━━━ Listed records ━━━

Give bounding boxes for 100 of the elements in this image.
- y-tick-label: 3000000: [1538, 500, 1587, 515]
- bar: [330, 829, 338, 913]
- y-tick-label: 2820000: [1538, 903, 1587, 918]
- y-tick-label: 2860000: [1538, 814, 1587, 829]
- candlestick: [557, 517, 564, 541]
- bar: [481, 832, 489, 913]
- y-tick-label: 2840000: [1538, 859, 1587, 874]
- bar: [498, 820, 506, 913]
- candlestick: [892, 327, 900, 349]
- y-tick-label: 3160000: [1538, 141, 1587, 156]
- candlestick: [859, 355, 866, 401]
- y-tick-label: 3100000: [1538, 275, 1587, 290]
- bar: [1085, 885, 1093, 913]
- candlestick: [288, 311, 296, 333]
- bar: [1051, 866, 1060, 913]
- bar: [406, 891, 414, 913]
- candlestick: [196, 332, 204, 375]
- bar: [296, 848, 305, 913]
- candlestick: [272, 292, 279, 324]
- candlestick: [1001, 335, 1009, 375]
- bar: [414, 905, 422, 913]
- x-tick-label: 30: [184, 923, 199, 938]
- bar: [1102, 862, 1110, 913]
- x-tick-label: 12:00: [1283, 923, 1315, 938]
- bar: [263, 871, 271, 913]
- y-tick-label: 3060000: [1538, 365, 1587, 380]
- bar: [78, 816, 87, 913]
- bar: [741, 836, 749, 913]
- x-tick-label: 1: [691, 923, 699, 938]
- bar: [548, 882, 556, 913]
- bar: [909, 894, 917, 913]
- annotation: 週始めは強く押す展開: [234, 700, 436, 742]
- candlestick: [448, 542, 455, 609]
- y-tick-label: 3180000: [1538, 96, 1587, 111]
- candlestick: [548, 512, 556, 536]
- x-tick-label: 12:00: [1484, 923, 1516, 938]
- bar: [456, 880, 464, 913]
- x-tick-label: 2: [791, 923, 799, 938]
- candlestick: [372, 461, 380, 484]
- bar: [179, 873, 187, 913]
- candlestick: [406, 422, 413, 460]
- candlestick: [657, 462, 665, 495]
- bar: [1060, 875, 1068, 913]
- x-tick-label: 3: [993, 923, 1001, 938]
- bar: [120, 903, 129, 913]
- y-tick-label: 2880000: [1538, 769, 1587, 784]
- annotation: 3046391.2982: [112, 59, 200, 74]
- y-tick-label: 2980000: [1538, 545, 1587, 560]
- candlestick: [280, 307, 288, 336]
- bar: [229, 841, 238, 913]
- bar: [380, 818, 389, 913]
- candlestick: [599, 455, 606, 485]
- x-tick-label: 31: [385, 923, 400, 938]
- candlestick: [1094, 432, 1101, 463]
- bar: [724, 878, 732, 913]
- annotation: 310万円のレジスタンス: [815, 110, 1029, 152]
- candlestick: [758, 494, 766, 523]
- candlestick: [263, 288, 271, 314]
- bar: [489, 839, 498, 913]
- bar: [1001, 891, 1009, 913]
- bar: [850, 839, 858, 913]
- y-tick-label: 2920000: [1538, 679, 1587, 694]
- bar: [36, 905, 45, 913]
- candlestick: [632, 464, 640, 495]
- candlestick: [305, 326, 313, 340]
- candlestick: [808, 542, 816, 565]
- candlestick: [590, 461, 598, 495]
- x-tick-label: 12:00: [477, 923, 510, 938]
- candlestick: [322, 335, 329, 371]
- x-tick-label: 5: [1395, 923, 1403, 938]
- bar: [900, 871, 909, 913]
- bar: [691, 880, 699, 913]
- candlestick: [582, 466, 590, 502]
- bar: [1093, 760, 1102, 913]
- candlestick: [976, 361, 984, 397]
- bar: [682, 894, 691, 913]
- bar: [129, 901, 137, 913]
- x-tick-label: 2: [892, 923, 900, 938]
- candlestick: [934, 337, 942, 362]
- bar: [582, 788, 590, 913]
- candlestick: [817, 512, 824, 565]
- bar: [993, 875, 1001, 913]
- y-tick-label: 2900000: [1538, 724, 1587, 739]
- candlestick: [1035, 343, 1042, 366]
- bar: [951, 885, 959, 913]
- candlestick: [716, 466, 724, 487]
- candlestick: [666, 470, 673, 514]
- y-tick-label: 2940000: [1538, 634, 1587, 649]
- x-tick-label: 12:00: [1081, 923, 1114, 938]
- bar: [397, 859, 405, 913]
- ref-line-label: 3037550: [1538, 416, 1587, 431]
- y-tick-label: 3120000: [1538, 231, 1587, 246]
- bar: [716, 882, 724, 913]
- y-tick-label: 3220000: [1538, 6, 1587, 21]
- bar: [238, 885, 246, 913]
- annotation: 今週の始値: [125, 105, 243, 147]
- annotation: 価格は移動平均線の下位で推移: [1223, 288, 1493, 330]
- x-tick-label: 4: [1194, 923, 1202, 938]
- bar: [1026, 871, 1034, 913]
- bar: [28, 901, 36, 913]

━━━

» Given exercise: Format every line of the entries above as a JSON array of strings, one string per line, and omit any blank lines.

» The reply:
[
  "Give bounding boxes for 100 of the elements in this image.",
  "- y-tick-label: 3000000: [1538, 500, 1587, 515]",
  "- bar: [330, 829, 338, 913]",
  "- y-tick-label: 2820000: [1538, 903, 1587, 918]",
  "- y-tick-label: 2860000: [1538, 814, 1587, 829]",
  "- candlestick: [557, 517, 564, 541]",
  "- bar: [481, 832, 489, 913]",
  "- y-tick-label: 2840000: [1538, 859, 1587, 874]",
  "- bar: [498, 820, 506, 913]",
  "- candlestick: [892, 327, 900, 349]",
  "- y-tick-label: 3160000: [1538, 141, 1587, 156]",
  "- candlestick: [859, 355, 866, 401]",
  "- y-tick-label: 3100000: [1538, 275, 1587, 290]",
  "- bar: [1085, 885, 1093, 913]",
  "- candlestick: [288, 311, 296, 333]",
  "- bar: [1051, 866, 1060, 913]",
  "- bar: [406, 891, 414, 913]",
  "- candlestick: [196, 332, 204, 375]",
  "- bar: [296, 848, 305, 913]",
  "- candlestick: [272, 292, 279, 324]",
  "- candlestick: [1001, 335, 1009, 375]",
  "- bar: [414, 905, 422, 913]",
  "- x-tick-label: 30: [184, 923, 199, 938]",
  "- bar: [1102, 862, 1110, 913]",
  "- x-tick-label: 12:00: [1283, 923, 1315, 938]",
  "- bar: [263, 871, 271, 913]",
  "- y-tick-label: 3060000: [1538, 365, 1587, 380]",
  "- bar: [78, 816, 87, 913]",
  "- bar: [741, 836, 749, 913]",
  "- x-tick-label: 1: [691, 923, 699, 938]",
  "- bar: [548, 882, 556, 913]",
  "- bar: [909, 894, 917, 913]",
  "- annotation: 週始めは強く押す展開: [234, 700, 436, 742]",
  "- candlestick: [448, 542, 455, 609]",
  "- y-tick-label: 3180000: [1538, 96, 1587, 111]",
  "- candlestick: [548, 512, 556, 536]",
  "- x-tick-label: 12:00: [1484, 923, 1516, 938]",
  "- bar: [456, 880, 464, 913]",
  "- x-tick-label: 2: [791, 923, 799, 938]",
  "- candlestick: [372, 461, 380, 484]",
  "- bar: [179, 873, 187, 913]",
  "- candlestick: [406, 422, 413, 460]",
  "- candlestick: [657, 462, 665, 495]",
  "- bar: [1060, 875, 1068, 913]",
  "- x-tick-label: 3: [993, 923, 1001, 938]",
  "- bar: [120, 903, 129, 913]",
  "- y-tick-label: 2880000: [1538, 769, 1587, 784]",
  "- annotation: 3046391.2982: [112, 59, 200, 74]",
  "- y-tick-label: 2980000: [1538, 545, 1587, 560]",
  "- candlestick: [280, 307, 288, 336]",
  "- bar: [229, 841, 238, 913]",
  "- bar: [380, 818, 389, 913]",
  "- candlestick: [599, 455, 606, 485]",
  "- x-tick-label: 31: [385, 923, 400, 938]",
  "- candlestick: [1094, 432, 1101, 463]",
  "- bar: [724, 878, 732, 913]",
  "- annotation: 310万円のレジスタンス: [815, 110, 1029, 152]",
  "- candlestick: [758, 494, 766, 523]",
  "- candlestick: [263, 288, 271, 314]",
  "- bar: [489, 839, 498, 913]",
  "- bar: [1001, 891, 1009, 913]",
  "- bar: [850, 839, 858, 913]",
  "- y-tick-label: 2920000: [1538, 679, 1587, 694]",
  "- bar: [36, 905, 45, 913]",
  "- candlestick: [632, 464, 640, 495]",
  "- candlestick: [305, 326, 313, 340]",
  "- candlestick: [808, 542, 816, 565]",
  "- candlestick: [590, 461, 598, 495]",
  "- x-tick-label: 12:00: [477, 923, 510, 938]",
  "- candlestick: [322, 335, 329, 371]",
  "- x-tick-label: 5: [1395, 923, 1403, 938]",
  "- bar: [900, 871, 909, 913]",
  "- bar: [691, 880, 699, 913]",
  "- candlestick: [582, 466, 590, 502]",
  "- bar: [1093, 760, 1102, 913]",
  "- candlestick: [976, 361, 984, 397]",
  "- bar: [682, 894, 691, 913]",
  "- bar: [129, 901, 137, 913]",
  "- x-tick-label: 2: [892, 923, 900, 938]",
  "- candlestick: [934, 337, 942, 362]",
  "- bar: [582, 788, 590, 913]",
  "- candlestick: [817, 512, 824, 565]",
  "- bar: [993, 875, 1001, 913]",
  "- y-tick-label: 2900000: [1538, 724, 1587, 739]",
  "- candlestick: [1035, 343, 1042, 366]",
  "- bar: [951, 885, 959, 913]",
  "- candlestick: [716, 466, 724, 487]",
  "- candlestick: [666, 470, 673, 514]",
  "- y-tick-label: 2940000: [1538, 634, 1587, 649]",
  "- x-tick-label: 12:00: [1081, 923, 1114, 938]",
  "- bar: [397, 859, 405, 913]",
  "- ref-line-label: 3037550: [1538, 416, 1587, 431]",
  "- y-tick-label: 3120000: [1538, 231, 1587, 246]",
  "- bar: [716, 882, 724, 913]",
  "- y-tick-label: 3220000: [1538, 6, 1587, 21]",
  "- bar: [238, 885, 246, 913]",
  "- annotation: 今週の始値: [125, 105, 243, 147]",
  "- annotation: 価格は移動平均線の下位で推移: [1223, 288, 1493, 330]",
  "- x-tick-label: 4: [1194, 923, 1202, 938]",
  "- bar: [1026, 871, 1034, 913]",
  "- bar: [28, 901, 36, 913]"
]